* **Texto mostrado**
===

La muerte se manifiesta como dimensión fundamental de la existencia humana, en la experiencia de la muerte de la persona amada. En ella, el hombre se da cuenta de un modo existencial cuál es la naturaleza de la muerte y de lo que significa ser mortal.
Es cierto que tenemos una cita ineludible con la muerte, es parte del ciclo natural de los seres vivos, pero lo que determina todo, es la visión que nos brinda Jesús sobre ella. El Prefacio de Difuntos I, nos da la clave, “… por Cristo nuestro Señor. En el cual resplandece la esperanza de nuestra feliz resurrección; y así, aunque la certeza de morir nos entristece, nos consuela la promesa de la futura inmortalidad. Pues, para quienes creemos en ti, Señor, la vida se transforma, no se acaba; y disuelta nuestra morada terrenal, se nos prepara una mansión eterna en el cielo”.
Qué hermosa promesa que hace Jesucristo, de la futura inmortalidad, por eso nos dice, “Yo soy el camino, la verdad y la vida” (Jn 16, 6), misma frase que une estas dos fiestas. El seguimiento de Jesús implica justo ello, el comprender que la vida sólo se trasforma, que a pesar del cambio metafísico, nuestra alma permanece y busca regresar a su Creador.
Nuestro peregrinar, nos llevará a buen término, al encuentro con el Señor, por ello es que la muerte no tiene la última palabra.

===

Datos de disposición espacial
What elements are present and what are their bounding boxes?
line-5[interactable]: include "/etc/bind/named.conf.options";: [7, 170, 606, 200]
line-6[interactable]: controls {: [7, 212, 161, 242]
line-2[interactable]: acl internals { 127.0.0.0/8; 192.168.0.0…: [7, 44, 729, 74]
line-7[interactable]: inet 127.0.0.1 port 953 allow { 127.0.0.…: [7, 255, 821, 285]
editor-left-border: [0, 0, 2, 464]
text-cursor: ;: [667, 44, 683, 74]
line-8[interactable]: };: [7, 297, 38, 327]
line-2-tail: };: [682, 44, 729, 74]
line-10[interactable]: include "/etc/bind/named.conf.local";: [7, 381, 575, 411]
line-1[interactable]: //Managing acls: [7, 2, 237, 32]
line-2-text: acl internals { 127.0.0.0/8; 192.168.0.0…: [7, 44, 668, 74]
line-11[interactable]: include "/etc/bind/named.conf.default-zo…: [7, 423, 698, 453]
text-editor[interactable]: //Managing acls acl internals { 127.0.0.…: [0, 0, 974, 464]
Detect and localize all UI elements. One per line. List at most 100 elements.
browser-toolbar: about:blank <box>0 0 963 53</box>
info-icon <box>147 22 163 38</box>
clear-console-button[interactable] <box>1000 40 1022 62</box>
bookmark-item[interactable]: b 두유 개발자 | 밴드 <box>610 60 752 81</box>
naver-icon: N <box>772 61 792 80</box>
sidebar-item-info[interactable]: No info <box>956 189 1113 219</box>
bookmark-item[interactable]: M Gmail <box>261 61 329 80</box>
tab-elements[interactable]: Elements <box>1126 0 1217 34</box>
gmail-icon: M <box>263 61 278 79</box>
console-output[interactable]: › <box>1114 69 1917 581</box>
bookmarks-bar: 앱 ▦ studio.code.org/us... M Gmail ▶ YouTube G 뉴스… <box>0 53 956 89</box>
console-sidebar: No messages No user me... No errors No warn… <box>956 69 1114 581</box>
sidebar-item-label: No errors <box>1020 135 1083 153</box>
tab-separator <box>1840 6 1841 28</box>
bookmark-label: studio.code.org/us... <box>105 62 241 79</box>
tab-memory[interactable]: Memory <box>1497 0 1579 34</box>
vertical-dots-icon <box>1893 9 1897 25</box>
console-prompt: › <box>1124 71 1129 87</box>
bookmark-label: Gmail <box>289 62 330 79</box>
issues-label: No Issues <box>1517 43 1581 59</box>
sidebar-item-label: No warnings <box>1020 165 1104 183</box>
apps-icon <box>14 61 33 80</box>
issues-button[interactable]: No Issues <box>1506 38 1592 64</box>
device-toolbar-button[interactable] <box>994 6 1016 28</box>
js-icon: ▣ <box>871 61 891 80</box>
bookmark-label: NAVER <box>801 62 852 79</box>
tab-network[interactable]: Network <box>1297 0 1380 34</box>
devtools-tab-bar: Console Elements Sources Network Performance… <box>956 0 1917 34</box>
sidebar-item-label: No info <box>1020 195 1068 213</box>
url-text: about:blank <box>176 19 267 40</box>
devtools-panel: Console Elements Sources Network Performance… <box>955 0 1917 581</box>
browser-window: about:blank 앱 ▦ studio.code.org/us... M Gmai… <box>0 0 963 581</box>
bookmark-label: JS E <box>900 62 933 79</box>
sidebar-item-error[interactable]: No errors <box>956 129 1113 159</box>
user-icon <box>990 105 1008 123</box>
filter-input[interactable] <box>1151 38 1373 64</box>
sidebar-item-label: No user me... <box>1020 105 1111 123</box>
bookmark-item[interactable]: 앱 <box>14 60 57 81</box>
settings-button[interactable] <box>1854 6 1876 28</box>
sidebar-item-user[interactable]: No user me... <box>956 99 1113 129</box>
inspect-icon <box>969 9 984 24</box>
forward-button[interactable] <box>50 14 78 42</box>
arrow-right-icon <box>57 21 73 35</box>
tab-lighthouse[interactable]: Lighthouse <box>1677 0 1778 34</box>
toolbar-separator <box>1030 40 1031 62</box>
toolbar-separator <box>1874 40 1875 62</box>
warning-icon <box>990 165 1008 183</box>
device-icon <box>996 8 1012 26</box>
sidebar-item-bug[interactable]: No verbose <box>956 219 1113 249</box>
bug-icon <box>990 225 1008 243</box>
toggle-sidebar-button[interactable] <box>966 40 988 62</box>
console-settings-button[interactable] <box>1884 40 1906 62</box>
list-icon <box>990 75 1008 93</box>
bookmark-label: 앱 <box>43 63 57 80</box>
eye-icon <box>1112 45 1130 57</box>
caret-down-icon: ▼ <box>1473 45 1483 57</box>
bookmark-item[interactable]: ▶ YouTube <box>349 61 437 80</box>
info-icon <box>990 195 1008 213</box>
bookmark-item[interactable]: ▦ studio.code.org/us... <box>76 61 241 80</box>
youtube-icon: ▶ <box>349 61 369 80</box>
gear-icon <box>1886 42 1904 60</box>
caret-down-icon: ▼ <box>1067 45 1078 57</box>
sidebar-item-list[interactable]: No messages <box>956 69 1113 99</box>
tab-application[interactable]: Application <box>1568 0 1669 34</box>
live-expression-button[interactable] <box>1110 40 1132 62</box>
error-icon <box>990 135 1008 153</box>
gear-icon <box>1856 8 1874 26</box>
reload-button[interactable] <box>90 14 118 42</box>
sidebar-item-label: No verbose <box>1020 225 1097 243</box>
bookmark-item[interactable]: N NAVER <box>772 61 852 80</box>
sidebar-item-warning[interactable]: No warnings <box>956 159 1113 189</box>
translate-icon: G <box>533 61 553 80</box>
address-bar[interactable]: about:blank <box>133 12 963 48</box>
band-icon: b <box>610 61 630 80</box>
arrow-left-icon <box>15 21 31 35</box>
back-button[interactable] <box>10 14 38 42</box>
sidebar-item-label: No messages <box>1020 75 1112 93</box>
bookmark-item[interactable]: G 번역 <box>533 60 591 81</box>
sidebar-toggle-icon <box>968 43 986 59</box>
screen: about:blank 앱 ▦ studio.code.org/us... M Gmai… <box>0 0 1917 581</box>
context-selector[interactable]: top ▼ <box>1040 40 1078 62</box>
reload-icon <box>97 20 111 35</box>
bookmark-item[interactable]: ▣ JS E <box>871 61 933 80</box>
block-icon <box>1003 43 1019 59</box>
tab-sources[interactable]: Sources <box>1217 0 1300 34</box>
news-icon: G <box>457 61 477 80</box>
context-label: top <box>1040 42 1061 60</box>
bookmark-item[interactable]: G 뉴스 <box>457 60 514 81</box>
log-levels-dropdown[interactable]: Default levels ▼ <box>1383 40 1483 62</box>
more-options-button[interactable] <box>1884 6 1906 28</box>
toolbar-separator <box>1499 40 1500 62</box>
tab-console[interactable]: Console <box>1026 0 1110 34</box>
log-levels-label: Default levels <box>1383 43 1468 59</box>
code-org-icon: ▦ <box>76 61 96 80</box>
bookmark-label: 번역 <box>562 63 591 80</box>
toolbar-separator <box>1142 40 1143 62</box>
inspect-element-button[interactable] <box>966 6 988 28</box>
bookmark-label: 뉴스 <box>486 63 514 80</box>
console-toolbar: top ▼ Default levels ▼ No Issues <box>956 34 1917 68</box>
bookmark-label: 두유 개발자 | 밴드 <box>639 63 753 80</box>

===

* **Acciones a realizar**
1. Extrae del texto sobre la muerte, sin cambiar nada, el fragmento que empieza con las palabras que contienen "Qué hermosa promesa" y termina con "la última palabra.".
2. Toma el listado desde su primera línea hasta la línea que contiene "212, 161, 242]", ambas incluidas, y actualízalo sustituyendo "bounding boxes" por "coordinates" sin tocar nada más. Entrega solo esas líneas.

* **Respuestas en orden**
1.
Qué hermosa promesa que hace Jesucristo, de la futura inmortalidad, por eso nos dice, “Yo soy el camino, la verdad y la vida” (Jn 16, 6), misma frase que une estas dos fiestas. El seguimiento de Jesús implica justo ello, el comprender que la vida sólo se trasforma, que a pesar del cambio metafísico, nuestra alma permanece y busca regresar a su Creador.
Nuestro peregrinar, nos llevará a buen término, al encuentro con el Señor, por ello es que la muerte no tiene la última palabra.

2.
What elements are present and what are their coordinates?
line-5[interactable]: include "/etc/bind/named.conf.options";: [7, 170, 606, 200]
line-6[interactable]: controls {: [7, 212, 161, 242]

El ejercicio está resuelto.